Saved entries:
————

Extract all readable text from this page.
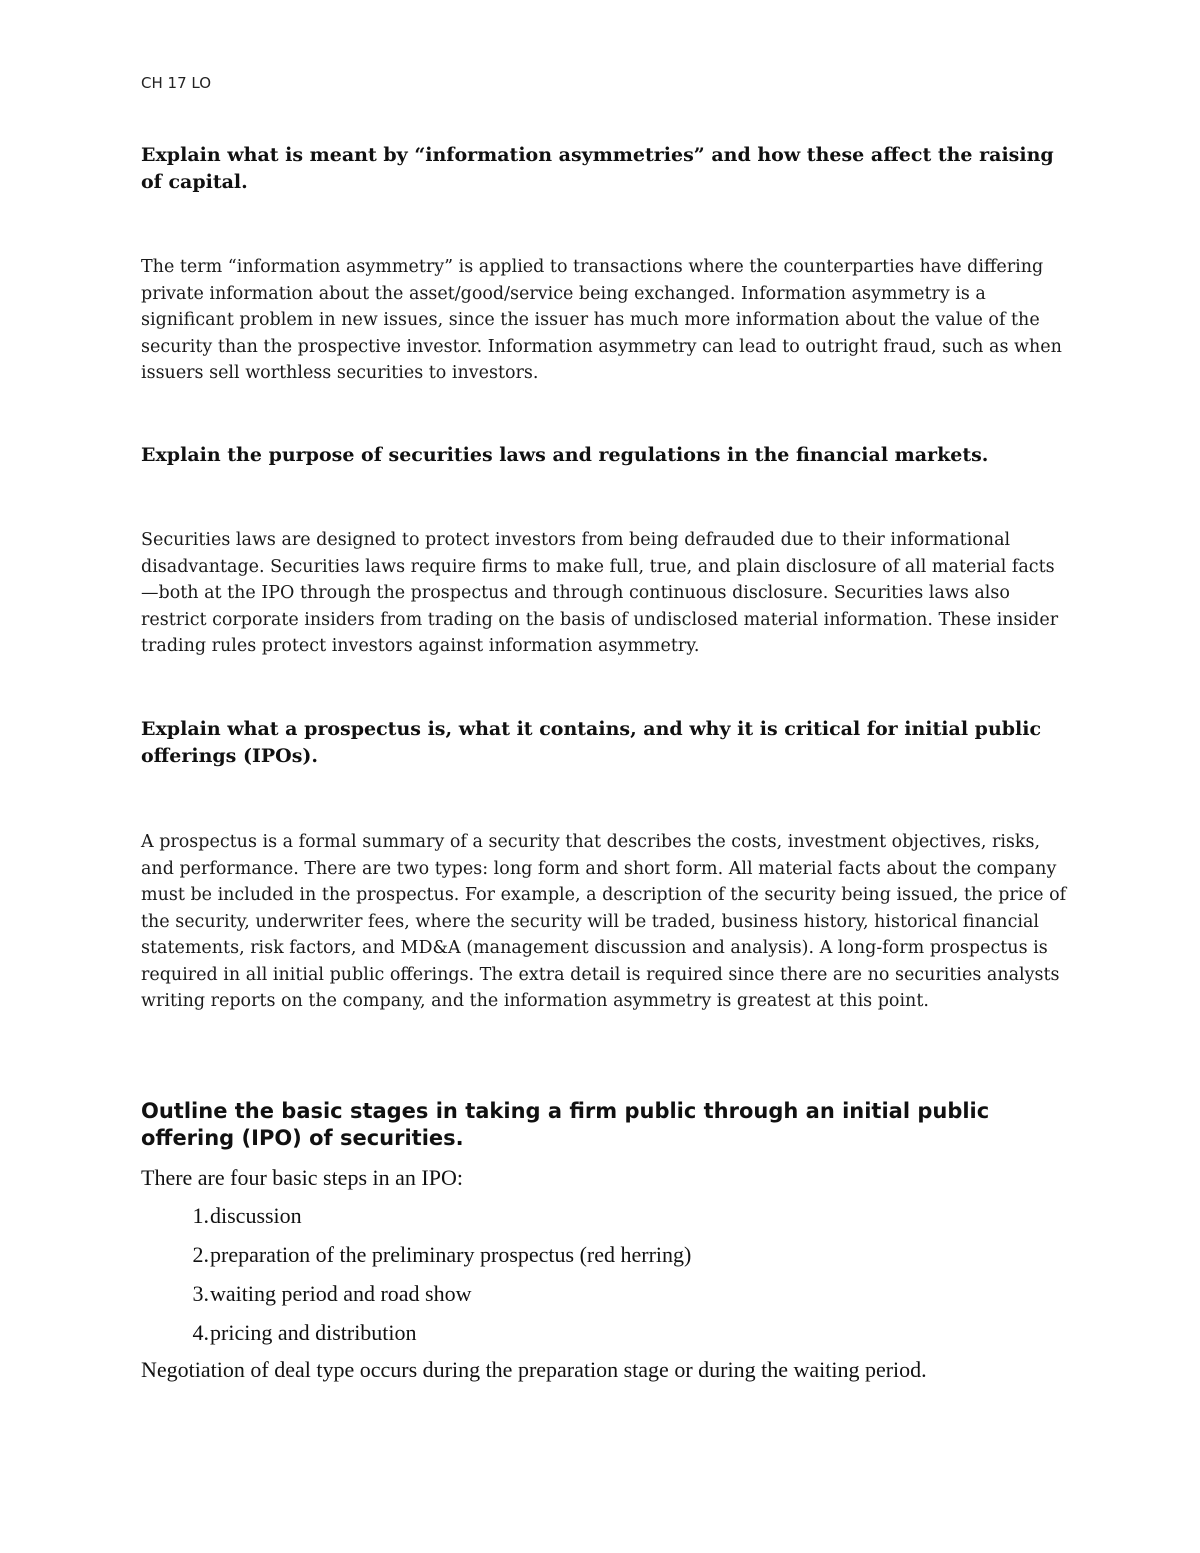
CH 17 LO
Explain what is meant by “information asymmetries” and how these affect the raising of capital.

The term “information asymmetry” is applied to transactions where the counterparties have differing private information about the asset/good/service being exchanged. Information asymmetry is a significant problem in new issues, since the issuer has much more information about the value of the security than the prospective investor. Information asymmetry can lead to outright fraud, such as when issuers sell worthless securities to investors.

Explain the purpose of securities laws and regulations in the financial markets.

Securities laws are designed to protect investors from being defrauded due to their informational disadvantage. Securities laws require firms to make full, true, and plain disclosure of all material facts—both at the IPO through the prospectus and through continuous disclosure. Securities laws also restrict corporate insiders from trading on the basis of undisclosed material information. These insider trading rules protect investors against information asymmetry.

Explain what a prospectus is, what it contains, and why it is critical for initial public offerings (IPOs).

A prospectus is a formal summary of a security that describes the costs, investment objectives, risks, and performance. There are two types: long form and short form. All material facts about the company must be included in the prospectus. For example, a description of the security being issued, the price of the security, underwriter fees, where the security will be traded, business history, historical financial statements, risk factors, and MD&A (management discussion and analysis). A long-form prospectus is required in all initial public offerings. The extra detail is required since there are no securities analysts writing reports on the company, and the information asymmetry is greatest at this point.

Outline the basic stages in taking a firm public through an initial public offering (IPO) of securities.

There are four basic steps in an IPO:

1. discussion
2. preparation of the preliminary prospectus (red herring)
3. waiting period and road show
4. pricing and distribution

Negotiation of deal type occurs during the preparation stage or during the waiting period.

————

● Problem requirements: Copy the listing over exactly, skipping the pictures it holds.

● Problem solution:
Extract all readable text from this page.
CH 17 LO
Explain what is meant by “information asymmetries” and how these affect the raising of capital.

The term “information asymmetry” is applied to transactions where the counterparties have differing private information about the asset/good/service being exchanged. Information asymmetry is a significant problem in new issues, since the issuer has much more information about the value of the security than the prospective investor. Information asymmetry can lead to outright fraud, such as when issuers sell worthless securities to investors.

Explain the purpose of securities laws and regulations in the financial markets.

Securities laws are designed to protect investors from being defrauded due to their informational disadvantage. Securities laws require firms to make full, true, and plain disclosure of all material facts—both at the IPO through the prospectus and through continuous disclosure. Securities laws also restrict corporate insiders from trading on the basis of undisclosed material information. These insider trading rules protect investors against information asymmetry.

Explain what a prospectus is, what it contains, and why it is critical for initial public offerings (IPOs).

A prospectus is a formal summary of a security that describes the costs, investment objectives, risks, and performance. There are two types: long form and short form. All material facts about the company must be included in the prospectus. For example, a description of the security being issued, the price of the security, underwriter fees, where the security will be traded, business history, historical financial statements, risk factors, and MD&A (management discussion and analysis). A long-form prospectus is required in all initial public offerings. The extra detail is required since there are no securities analysts writing reports on the company, and the information asymmetry is greatest at this point.

Outline the basic stages in taking a firm public through an initial public offering (IPO) of securities.

There are four basic steps in an IPO:

1. discussion
2. preparation of the preliminary prospectus (red herring)
3. waiting period and road show
4. pricing and distribution

Negotiation of deal type occurs during the preparation stage or during the waiting period.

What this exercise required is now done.